━━ EXTRACT TO READ ━━
Theo:: Yes, and more things as well. You are producing metrics that you are observing and you make a decision to hit the button in your CI to do retraining. (29:53)

Alexey:: Well, this is still manual, right? (30:05)

Theo:: Yes, it’s manual. But maybe it automatically adds your new features from your feature store, or if you have some data versioning system, and etc. So, that's the maturity level one. Then there is the visual – the ultimate goal that we should target. That's maturity level two in terms of Google, level four in terms of Microsoft, which says that we have an automated retraining process. The model is being monitored with all the metrics that we have mentioned in the past. Not only the service-level metrics, like the latency and the number of requests, but all these quality metrics about the fairness and the robustness, and maybe even explainability topics that you want to have. (30:08)
━━━
━━ SUPPLIED DATA ━━
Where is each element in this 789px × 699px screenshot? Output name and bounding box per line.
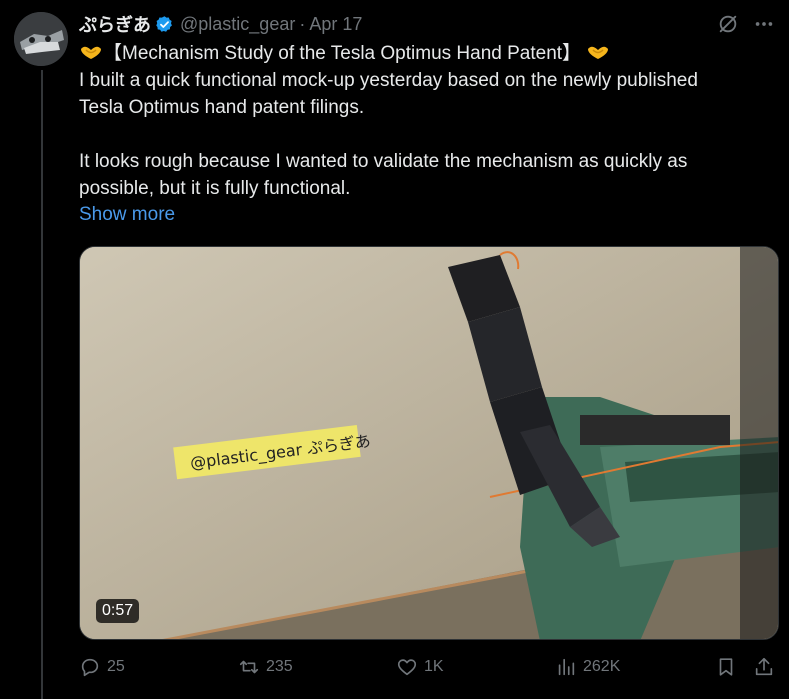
━━━
* [TASK DESCRIPTION]
Can you retype the passage from the interview on model maturity levels, starting at the words "Alexey:: Well, this" and ending after "to have. (30:08)"?

* [ANSWER TO THE PROBLEM]
Alexey:: Well, this is still manual, right? (30:05)

Theo:: Yes, it’s manual. But maybe it automatically adds your new features from your feature store, or if you have some data versioning system, and etc. So, that's the maturity level one. Then there is the visual – the ultimate goal that we should target. That's maturity level two in terms of Google, level four in terms of Microsoft, which says that we have an automated retraining process. The model is being monitored with all the metrics that we have mentioned in the past. Not only the service-level metrics, like the latency and the number of requests, but all these quality metrics about the fairness and the robustness, and maybe even explainability topics that you want to have. (30:08)